▶ **Stored records**:
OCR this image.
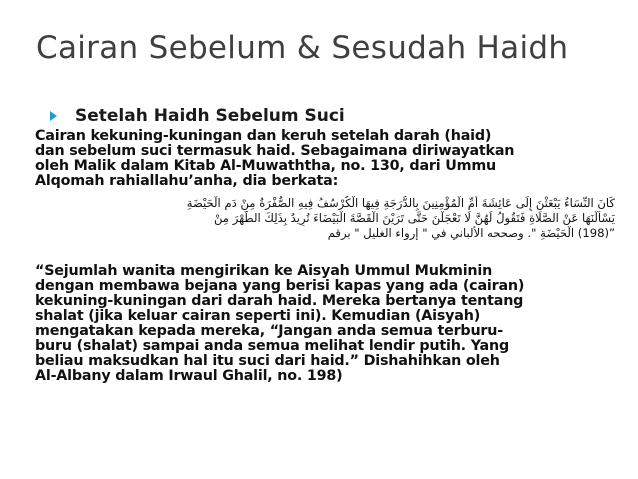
Cairan Sebelum & Sesudah Haidh
Setelah Haidh Sebelum Suci
Cairan kekuning-kuningan dan keruh setelah darah (haid)
dan sebelum suci termasuk haid. Sebagaimana diriwayatkan
oleh Malik dalam Kitab Al-Muwaththa, no. 130, dari Ummu
Alqomah rahiallahu’anha, dia berkata:
كَانَ النِّسَاءُ يَبْعَثْنَ إِلَى عَائِشَةَ أُمِّ الْمُؤْمِنِينَ بِالدُّرَجَةِ فِيهَا الْكُرْسُفُ فِيهِ الصُّفْرَةُ مِنْ دَمِ الْحَيْضَةِ
يَسْأَلْنَهَا عَنْ الصَّلَاةِ فَتَقُولُ لَهُنَّ لَا تَعْجَلْنَ حَتَّى تَرَيْنَ الْقَصَّةَ الْبَيْضَاءَ تُرِيدُ بِذَلِكَ الطُّهْرَ مِنْ
”(198) الْحَيْضَةِ ". وصححه الألباني في " إرواء الغليل " برقم
“Sejumlah wanita mengirikan ke Aisyah Ummul Mukminin
dengan membawa bejana yang berisi kapas yang ada (cairan)
kekuning-kuningan dari darah haid. Mereka bertanya tentang
shalat (jika keluar cairan seperti ini). Kemudian (Aisyah)
mengatakan kepada mereka, “Jangan anda semua terburu-
buru (shalat) sampai anda semua melihat lendir putih. Yang
beliau maksudkan hal itu suci dari haid.” Dishahihkan oleh
Al-Albany dalam Irwaul Ghalil, no. 198)
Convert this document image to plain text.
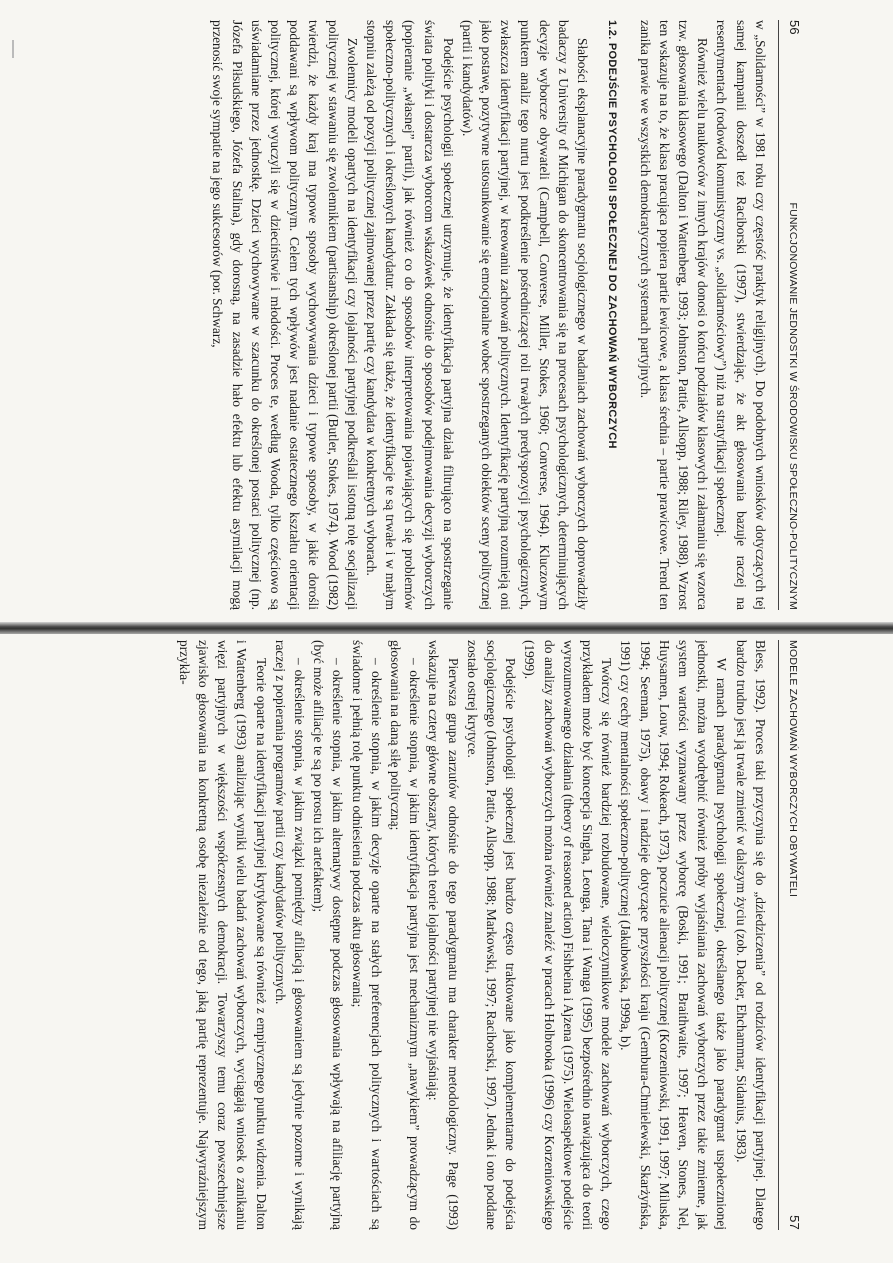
56
FUNKCJONOWANIE JEDNOSTKI W ŚRODOWISKU SPOŁECZNO-POLITYCZNYM

w „Solidarności” w 1981 roku czy częstość praktyk religijnych). Do podobnych wniosków dotyczących tej samej kampanii doszedł też Raciborski (1997), stwierdzając, że akt głosowania bazuje raczej na resentymentach (rodowód komunistyczny vs. „solidarnościowy”) niż na stratyfikacji społecznej.

Również wielu naukowców z innych krajów donosi o końcu podziałów klasowych i załamaniu się wzorca tzw. głosowania klasowego (Dalton i Wattenberg, 1993; Johnston, Pattie, Allsopp, 1988; Riley, 1988). Wzrost ten wskazuje na to, że klasa pracująca popiera partie lewicowe, a klasa średnia – partie prawicowe. Trend ten zanika prawie we wszystkich demokratycznych systemach partyjnych.

1.2. PODEJŚCIE PSYCHOLOGII SPOŁECZNEJ DO ZACHOWAŃ WYBORCZYCH

Słabości eksplanacyjne paradygmatu socjologicznego w badaniach zachowań wyborczych doprowadziły badaczy z University of Michigan do skoncentrowania się na procesach psychologicznych, determinujących decyzje wyborcze obywateli (Campbell, Converse, Miller, Stokes, 1960; Converse, 1964). Kluczowym punktem analiz tego nurtu jest podkreślenie pośredniczącej roli trwałych predyspozycji psychologicznych, zwłaszcza identyfikacji partyjnej, w kreowaniu zachowań politycznych. Identyfikację partyjną rozumieją oni jako postawę, pozytywne ustosunkowanie się emocjonalne wobec spostrzeganych obiektów sceny politycznej (partii i kandydatów).

Podejście psychologii społecznej utrzymuje, że identyfikacja partyjna działa filtrująco na spostrzeganie świata polityki i dostarcza wyborcom wskazówek odnośnie do sposobów podejmowania decyzji wyborczych (popieranie „własnej” partii), jak również co do sposobów interpretowania pojawiających się problemów społeczno-politycznych i określonych kandydatur. Zakłada się także, że identyfikacje te są trwałe i w małym stopniu zależą od pozycji politycznej zajmowanej przez partię czy kandydata w konkretnych wyborach.

Zwolennicy modeli opartych na identyfikacji czy lojalności partyjnej podkreślali istotną rolę socjalizacji politycznej w stawaniu się zwolennikiem (partisanship) określonej partii (Butler, Stokes, 1974). Wood (1982) twierdzi, że każdy kraj ma typowe sposoby wychowywania dzieci i typowe sposoby, w jakie dorośli poddawani są wpływom politycznym. Celem tych wpływów jest nadanie ostatecznego kształtu orientacji politycznej, której wyuczyli się w dzieciństwie i młodości. Proces te, według Wooda, tylko częściowo są uświadamiane przez jednostkę. Dzieci wychowywane w szacunku do określonej postaci politycznej (np. Józefa Piłsudskiego, Józefa Stalina), gdy dorosną, na zasadzie hało efektu lub efektu asymilacji mogą przenosić swoje sympatie na jego sukcesorów (por. Schwarz,

MODELE ZACHOWAŃ WYBORCZYCH OBYWATELI
57

Bless, 1992). Proces taki przyczynia się do „dziedziczenia” od rodziców identyfikacji partyjnej. Dlatego bardzo trudno jest ją trwale zmienić w dalszym życiu (zob. Dacker, Ehchammar, Sidanius, 1983).

W ramach paradygmatu psychologii społecznej, określanego także jako paradygmat uspołecznionej jednostki, można wyodrębnić również próby wyjaśniania zachowań wyborczych przez takie zmienne, jak system wartości wyznawany przez wyborcę (Boski, 1991; Braithwaite, 1997; Heaven, Stones, Nel, Huysamen, Louw, 1994; Rokeach, 1973), poczucie alienacji politycznej (Korzeniowski, 1991, 1997; Miluska, 1994; Seeman, 1975), obawy i nadzieje dotyczące przyszłości kraju (Gembura-Chmielewski, Skarżyńska, 1991) czy cechy mentalności społeczno-politycznej (Jakubowska, 1999a, b).

Twórczy się również bardziej rozbudowane, wieloczynnikowe modele zachowań wyborczych, czego przykładem może być koncepcja Singha, Leonga, Tana i Wanga (1995) bezpośrednio nawiązująca do teorii wyrozumowanego działania (theory of reasoned action) Fishbeina i Ajzena (1975). Wieloaspektowe podejście do analizy zachowań wyborczych można również znaleźć w pracach Holbrooka (1996) czy Korzeniowskiego (1999).

Podejście psychologii społecznej jest bardzo często traktowane jako komplementarne do podejścia socjologicznego (Johnston, Pattie, Allsopp, 1988; Markowski, 1997; Raciborski, 1997). Jednak i ono poddane zostało ostrej krytyce.

Pierwsza grupa zarzutów odnośnie do tego paradygmatu ma charakter metodologiczny. Page (1993) wskazuje na cztery główne obszary, których teorie lojalności partyjnej nie wyjaśniają:

– określenie stopnia, w jakim identyfikacja partyjna jest mechanizmym „nawykiem” prowadzącym do głosowania na daną siłę polityczną;

– określenie stopnia, w jakim decyzje oparte na stałych preferencjach politycznych i wartościach są świadome i pełnią rolę punktu odniesienia podczas aktu głosowania;

– określenie stopnia, w jakim alternatywy dostępne podczas głosowania wpływają na afiliację partyjną (być może afiliacje te są po prostu ich artefaktem);

– określenie stopnia, w jakim związki pomiędzy afiliacją i głosowaniem są jedynie pozorne i wynikają raczej z popierania programów partii czy kandydatów politycznych.

Teorie oparte na identyfikacji partyjnej krytykowane są również z empirycznego punktu widzenia. Dalton i Wattenberg (1993) analizując wyniki wielu badań zachowań wyborczych, wyciągają wniosek o zanikaniu więzi partyjnych w większości współczesnych demokracji. Towarzyszy temu coraz powszechniejsze zjawisko głosowania na konkretną osobę niezależnie od tego, jaką partię reprezentuje. Najwyraźniejszym przykła-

▶ **GIVEN INSTRUCTION**: Your task is to reproduce all of the material exactly. The pictures stay out.

▶ **RESPONSE TO THIS TASK**:
OCR this image.
Cairan Sebelum & Sesudah Haidh
Setelah Haidh Sebelum Suci
Cairan kekuning-kuningan dan keruh setelah darah (haid)
dan sebelum suci termasuk haid. Sebagaimana diriwayatkan
oleh Malik dalam Kitab Al-Muwaththa, no. 130, dari Ummu
Alqomah rahiallahu’anha, dia berkata:
كَانَ النِّسَاءُ يَبْعَثْنَ إِلَى عَائِشَةَ أُمِّ الْمُؤْمِنِينَ بِالدُّرَجَةِ فِيهَا الْكُرْسُفُ فِيهِ الصُّفْرَةُ مِنْ دَمِ الْحَيْضَةِ
يَسْأَلْنَهَا عَنْ الصَّلَاةِ فَتَقُولُ لَهُنَّ لَا تَعْجَلْنَ حَتَّى تَرَيْنَ الْقَصَّةَ الْبَيْضَاءَ تُرِيدُ بِذَلِكَ الطُّهْرَ مِنْ
”(198) الْحَيْضَةِ ". وصححه الألباني في " إرواء الغليل " برقم
“Sejumlah wanita mengirikan ke Aisyah Ummul Mukminin
dengan membawa bejana yang berisi kapas yang ada (cairan)
kekuning-kuningan dari darah haid. Mereka bertanya tentang
shalat (jika keluar cairan seperti ini). Kemudian (Aisyah)
mengatakan kepada mereka, “Jangan anda semua terburu-
buru (shalat) sampai anda semua melihat lendir putih. Yang
beliau maksudkan hal itu suci dari haid.” Dishahihkan oleh
Al-Albany dalam Irwaul Ghalil, no. 198)
Convert this document image to plain text.
56
FUNKCJONOWANIE JEDNOSTKI W ŚRODOWISKU SPOŁECZNO-POLITYCZNYM

w „Solidarności” w 1981 roku czy częstość praktyk religijnych). Do podobnych wniosków dotyczących tej samej kampanii doszedł też Raciborski (1997), stwierdzając, że akt głosowania bazuje raczej na resentymentach (rodowód komunistyczny vs. „solidarnościowy”) niż na stratyfikacji społecznej.

Również wielu naukowców z innych krajów donosi o końcu podziałów klasowych i załamaniu się wzorca tzw. głosowania klasowego (Dalton i Wattenberg, 1993; Johnston, Pattie, Allsopp, 1988; Riley, 1988). Wzrost ten wskazuje na to, że klasa pracująca popiera partie lewicowe, a klasa średnia – partie prawicowe. Trend ten zanika prawie we wszystkich demokratycznych systemach partyjnych.

1.2. PODEJŚCIE PSYCHOLOGII SPOŁECZNEJ DO ZACHOWAŃ WYBORCZYCH

Słabości eksplanacyjne paradygmatu socjologicznego w badaniach zachowań wyborczych doprowadziły badaczy z University of Michigan do skoncentrowania się na procesach psychologicznych, determinujących decyzje wyborcze obywateli (Campbell, Converse, Miller, Stokes, 1960; Converse, 1964). Kluczowym punktem analiz tego nurtu jest podkreślenie pośredniczącej roli trwałych predyspozycji psychologicznych, zwłaszcza identyfikacji partyjnej, w kreowaniu zachowań politycznych. Identyfikację partyjną rozumieją oni jako postawę, pozytywne ustosunkowanie się emocjonalne wobec spostrzeganych obiektów sceny politycznej (partii i kandydatów).

Podejście psychologii społecznej utrzymuje, że identyfikacja partyjna działa filtrująco na spostrzeganie świata polityki i dostarcza wyborcom wskazówek odnośnie do sposobów podejmowania decyzji wyborczych (popieranie „własnej” partii), jak również co do sposobów interpretowania pojawiających się problemów społeczno-politycznych i określonych kandydatur. Zakłada się także, że identyfikacje te są trwałe i w małym stopniu zależą od pozycji politycznej zajmowanej przez partię czy kandydata w konkretnych wyborach.

Zwolennicy modeli opartych na identyfikacji czy lojalności partyjnej podkreślali istotną rolę socjalizacji politycznej w stawaniu się zwolennikiem (partisanship) określonej partii (Butler, Stokes, 1974). Wood (1982) twierdzi, że każdy kraj ma typowe sposoby wychowywania dzieci i typowe sposoby, w jakie dorośli poddawani są wpływom politycznym. Celem tych wpływów jest nadanie ostatecznego kształtu orientacji politycznej, której wyuczyli się w dzieciństwie i młodości. Proces te, według Wooda, tylko częściowo są uświadamiane przez jednostkę. Dzieci wychowywane w szacunku do określonej postaci politycznej (np. Józefa Piłsudskiego, Józefa Stalina), gdy dorosną, na zasadzie hało efektu lub efektu asymilacji mogą przenosić swoje sympatie na jego sukcesorów (por. Schwarz,

MODELE ZACHOWAŃ WYBORCZYCH OBYWATELI
57

Bless, 1992). Proces taki przyczynia się do „dziedziczenia” od rodziców identyfikacji partyjnej. Dlatego bardzo trudno jest ją trwale zmienić w dalszym życiu (zob. Dacker, Ehchammar, Sidanius, 1983).

W ramach paradygmatu psychologii społecznej, określanego także jako paradygmat uspołecznionej jednostki, można wyodrębnić również próby wyjaśniania zachowań wyborczych przez takie zmienne, jak system wartości wyznawany przez wyborcę (Boski, 1991; Braithwaite, 1997; Heaven, Stones, Nel, Huysamen, Louw, 1994; Rokeach, 1973), poczucie alienacji politycznej (Korzeniowski, 1991, 1997; Miluska, 1994; Seeman, 1975), obawy i nadzieje dotyczące przyszłości kraju (Gembura-Chmielewski, Skarżyńska, 1991) czy cechy mentalności społeczno-politycznej (Jakubowska, 1999a, b).

Twórczy się również bardziej rozbudowane, wieloczynnikowe modele zachowań wyborczych, czego przykładem może być koncepcja Singha, Leonga, Tana i Wanga (1995) bezpośrednio nawiązująca do teorii wyrozumowanego działania (theory of reasoned action) Fishbeina i Ajzena (1975). Wieloaspektowe podejście do analizy zachowań wyborczych można również znaleźć w pracach Holbrooka (1996) czy Korzeniowskiego (1999).

Podejście psychologii społecznej jest bardzo często traktowane jako komplementarne do podejścia socjologicznego (Johnston, Pattie, Allsopp, 1988; Markowski, 1997; Raciborski, 1997). Jednak i ono poddane zostało ostrej krytyce.

Pierwsza grupa zarzutów odnośnie do tego paradygmatu ma charakter metodologiczny. Page (1993) wskazuje na cztery główne obszary, których teorie lojalności partyjnej nie wyjaśniają:

– określenie stopnia, w jakim identyfikacja partyjna jest mechanizmym „nawykiem” prowadzącym do głosowania na daną siłę polityczną;

– określenie stopnia, w jakim decyzje oparte na stałych preferencjach politycznych i wartościach są świadome i pełnią rolę punktu odniesienia podczas aktu głosowania;

– określenie stopnia, w jakim alternatywy dostępne podczas głosowania wpływają na afiliację partyjną (być może afiliacje te są po prostu ich artefaktem);

– określenie stopnia, w jakim związki pomiędzy afiliacją i głosowaniem są jedynie pozorne i wynikają raczej z popierania programów partii czy kandydatów politycznych.

Teorie oparte na identyfikacji partyjnej krytykowane są również z empirycznego punktu widzenia. Dalton i Wattenberg (1993) analizując wyniki wielu badań zachowań wyborczych, wyciągają wniosek o zanikaniu więzi partyjnych w większości współczesnych demokracji. Towarzyszy temu coraz powszechniejsze zjawisko głosowania na konkretną osobę niezależnie od tego, jaką partię reprezentuje. Najwyraźniejszym przykła-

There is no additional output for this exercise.